* **What to produce**: Reproduce the passage in the Gettysburg article below, starting with "They say, when" and going on through "down Cemetery Ridge.", and change "infantry" to "cavalry".

* **Document extract**:
☆ ☆ ☆ ☆ ☆
This year marks the 150th Anniversary of the Battle of Gettysburg. From July 1 – July 3, 1863 the bloodiest battle in the entire American Civil War waged around Gettysburg, Pennsylvania between Union Major General George Gordon Meade’s Army of the Potomac and Confederate General Robert E. Lee’s Army of Northern Virginia. This is Day 2 of the Battle of Gettysburg.
Battle of Gettysburg – Day 1
Battle of Gettysburg – Day 3
They say the noise was incessant as the sound
Of all wolves howling, when that attack came on.
They say, when the guns all spoke, that the solid ground
Of the rocky ridges trembled like a sick child.
– Stephen Vincent Benet
During the evening and night hours on July 1, 1863 both the Union and Confederate infantry forces had arrived. There were now around 160,000 soldiers at Gettysburg. At the end of the first day, the Union soldiers were positioned on higher, ridged ground south of the town. Their defensive position was like a “fish hook” and started at Culp’s Hill, traveled west to Cemetery Hill where it curved around and went south down Cemetery Ridge.
☆ ☆ ☆ ☆ ☆
* **Material shown**:
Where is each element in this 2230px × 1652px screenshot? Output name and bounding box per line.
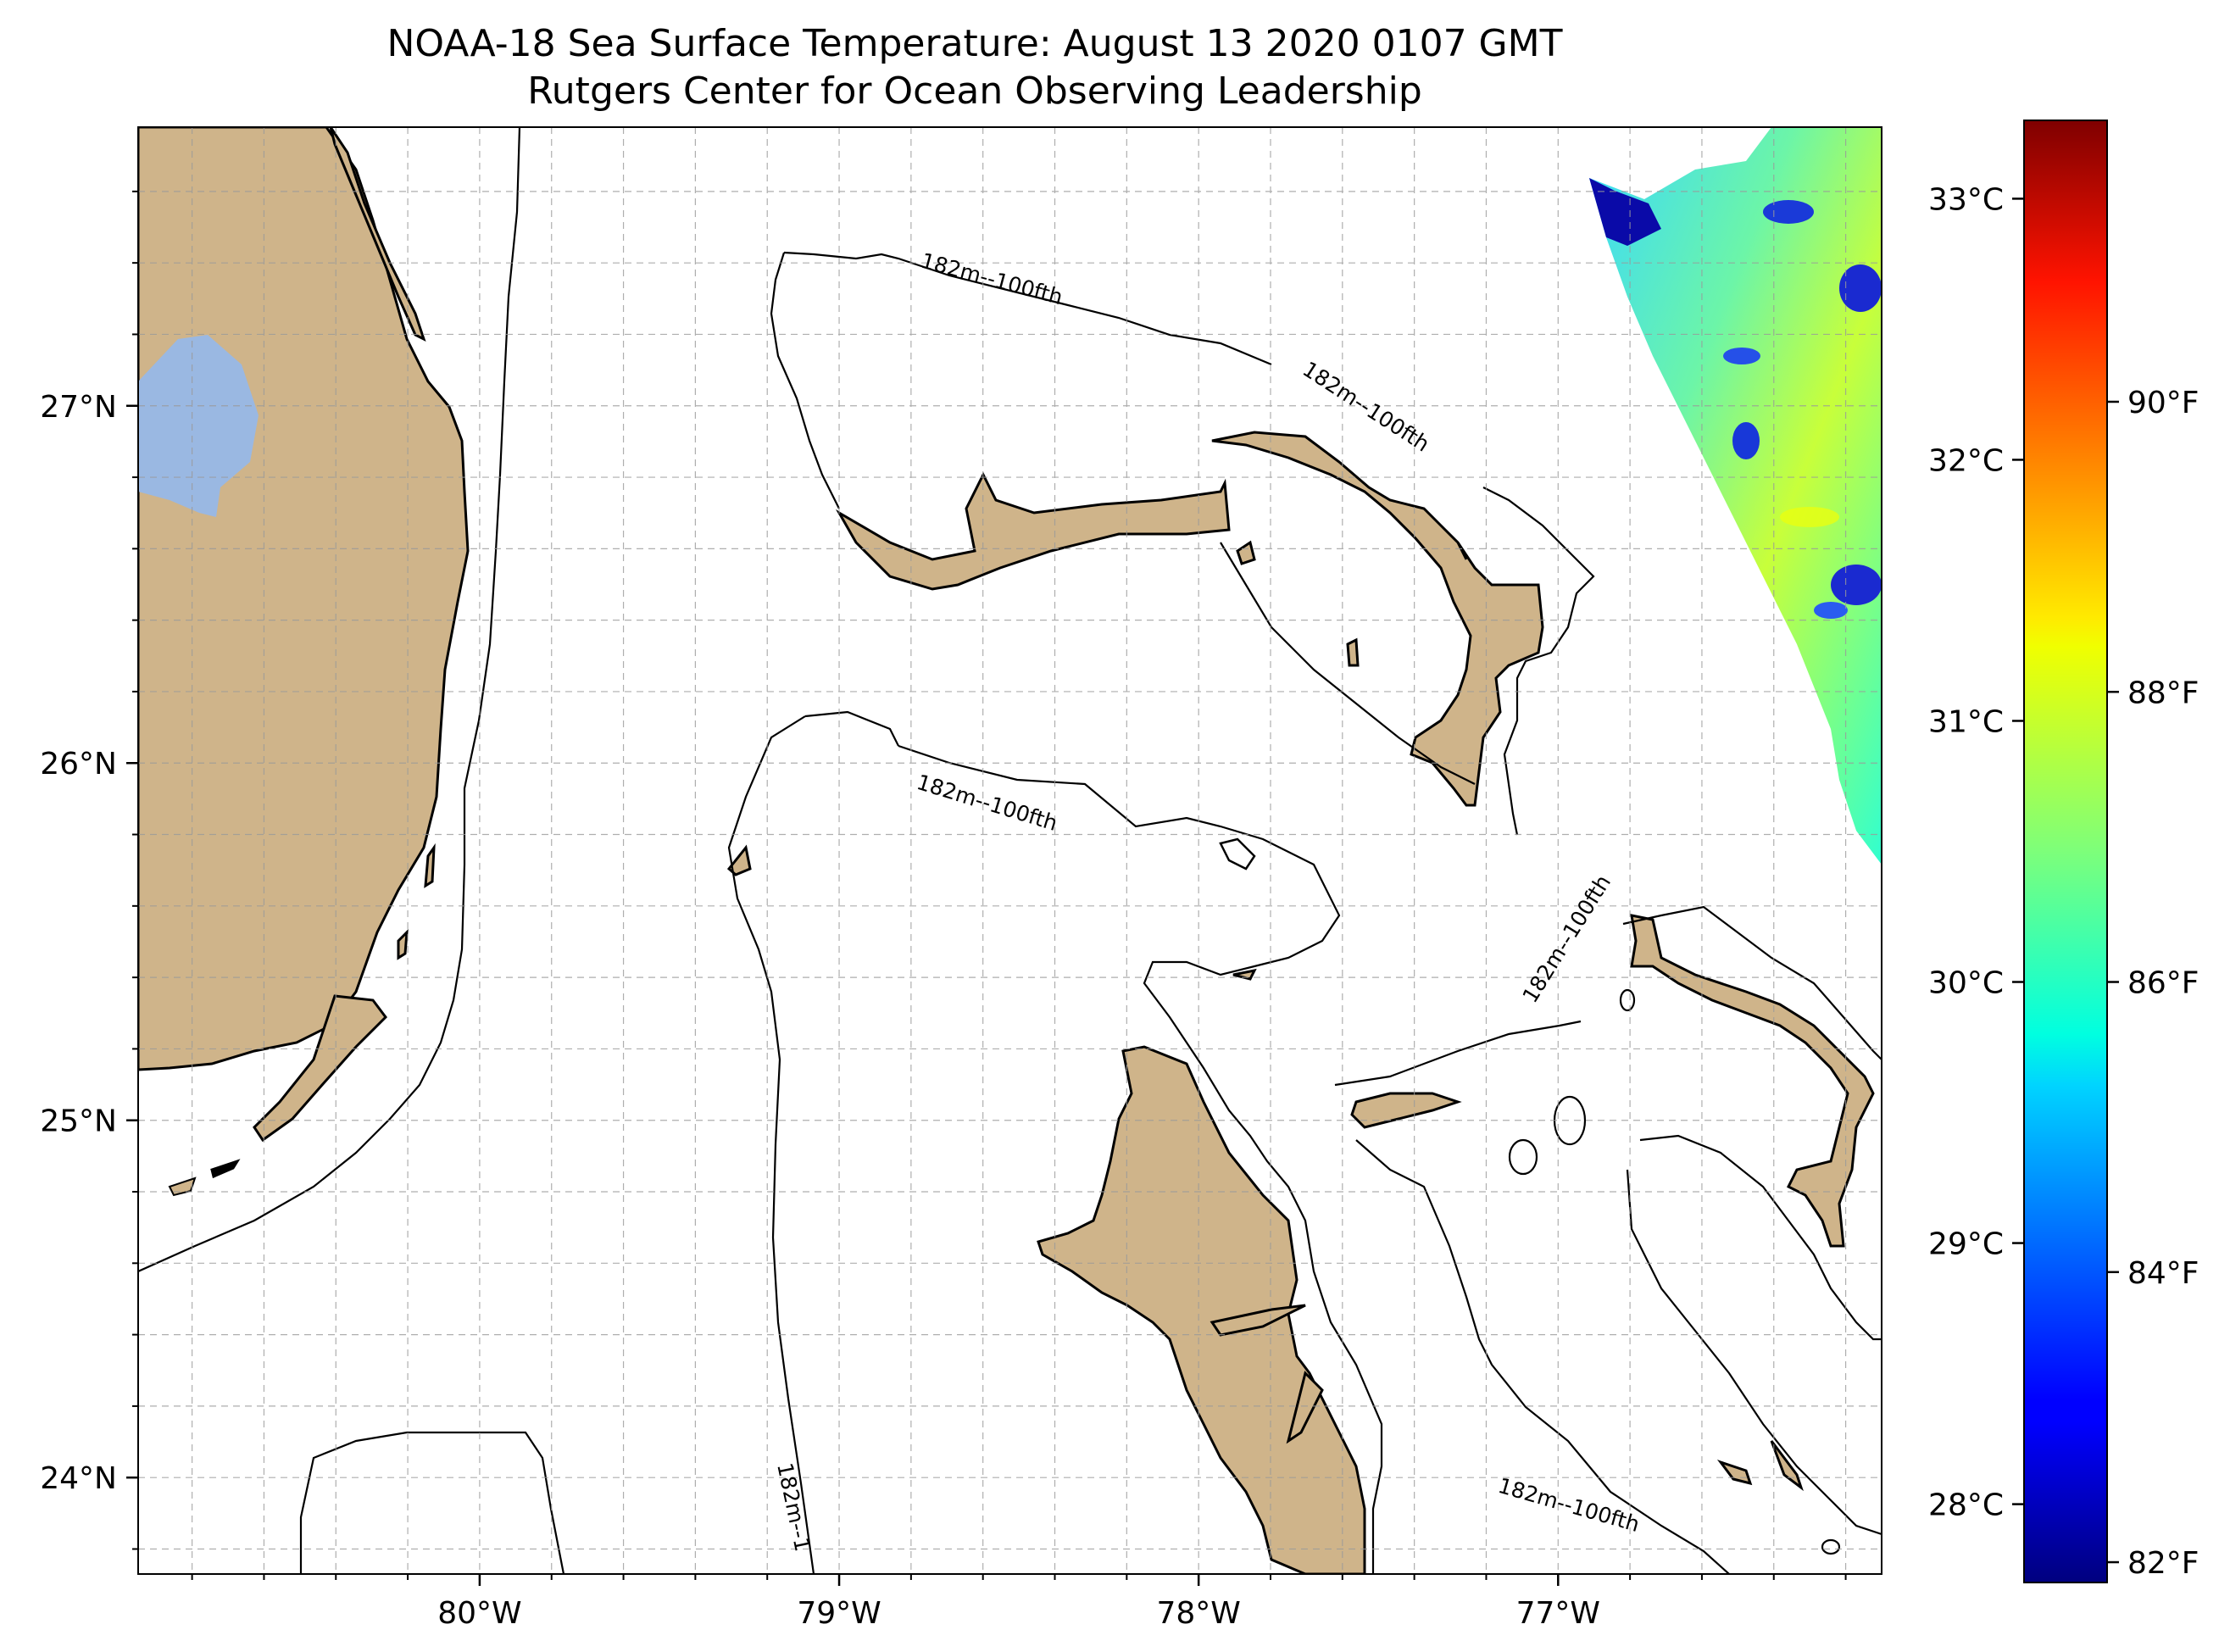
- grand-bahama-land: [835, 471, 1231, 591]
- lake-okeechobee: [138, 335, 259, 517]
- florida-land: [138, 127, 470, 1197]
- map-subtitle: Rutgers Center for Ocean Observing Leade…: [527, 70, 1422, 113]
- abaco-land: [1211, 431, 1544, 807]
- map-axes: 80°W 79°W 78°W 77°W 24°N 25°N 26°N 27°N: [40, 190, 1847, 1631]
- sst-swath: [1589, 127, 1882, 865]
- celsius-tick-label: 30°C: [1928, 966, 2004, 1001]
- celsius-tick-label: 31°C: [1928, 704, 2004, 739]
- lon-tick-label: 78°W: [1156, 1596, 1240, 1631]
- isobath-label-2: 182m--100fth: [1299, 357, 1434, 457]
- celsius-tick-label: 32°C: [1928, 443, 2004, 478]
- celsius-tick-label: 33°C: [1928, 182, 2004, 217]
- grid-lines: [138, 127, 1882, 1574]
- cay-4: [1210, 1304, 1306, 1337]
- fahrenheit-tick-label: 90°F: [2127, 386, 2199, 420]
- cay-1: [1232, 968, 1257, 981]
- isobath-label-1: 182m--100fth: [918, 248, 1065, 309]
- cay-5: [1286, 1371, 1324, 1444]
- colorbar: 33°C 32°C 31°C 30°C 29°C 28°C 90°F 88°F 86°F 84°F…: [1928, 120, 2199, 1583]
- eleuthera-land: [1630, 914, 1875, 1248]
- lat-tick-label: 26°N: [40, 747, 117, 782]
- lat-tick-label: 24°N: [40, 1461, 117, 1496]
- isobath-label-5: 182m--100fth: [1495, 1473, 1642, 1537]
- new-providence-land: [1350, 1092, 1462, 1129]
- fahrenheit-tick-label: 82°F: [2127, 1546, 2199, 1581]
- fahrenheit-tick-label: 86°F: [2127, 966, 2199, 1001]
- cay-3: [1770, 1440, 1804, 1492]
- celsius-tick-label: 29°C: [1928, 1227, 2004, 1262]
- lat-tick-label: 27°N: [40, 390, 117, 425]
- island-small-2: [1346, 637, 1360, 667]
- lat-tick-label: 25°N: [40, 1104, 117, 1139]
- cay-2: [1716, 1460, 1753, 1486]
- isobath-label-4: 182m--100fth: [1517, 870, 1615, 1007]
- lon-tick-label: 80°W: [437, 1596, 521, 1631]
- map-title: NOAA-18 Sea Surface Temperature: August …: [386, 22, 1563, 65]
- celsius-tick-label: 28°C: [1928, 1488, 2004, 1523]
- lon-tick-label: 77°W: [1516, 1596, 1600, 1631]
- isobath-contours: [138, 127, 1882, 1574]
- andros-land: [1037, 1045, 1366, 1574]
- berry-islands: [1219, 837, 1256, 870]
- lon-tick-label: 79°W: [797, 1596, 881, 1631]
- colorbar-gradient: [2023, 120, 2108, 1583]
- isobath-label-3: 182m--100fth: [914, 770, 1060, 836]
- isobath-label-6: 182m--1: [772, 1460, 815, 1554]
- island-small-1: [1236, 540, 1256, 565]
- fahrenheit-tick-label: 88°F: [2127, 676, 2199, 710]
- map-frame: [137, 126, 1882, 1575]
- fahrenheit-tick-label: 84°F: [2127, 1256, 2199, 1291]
☆ ☆ ☆ ☆ ☆
* **Solution to this exercise**:
They say, when the guns all spoke, that the solid ground
Of the rocky ridges trembled like a sick child.
– Stephen Vincent Benet
During the evening and night hours on July 1, 1863 both the Union and Confederate cavalry forces had arrived. There were now around 160,000 soldiers at Gettysburg. At the end of the first day, the Union soldiers were positioned on higher, ridged ground south of the town. Their defensive position was like a “fish hook” and started at Culp’s Hill, traveled west to Cemetery Hill where it curved around and went south down Cemetery Ridge.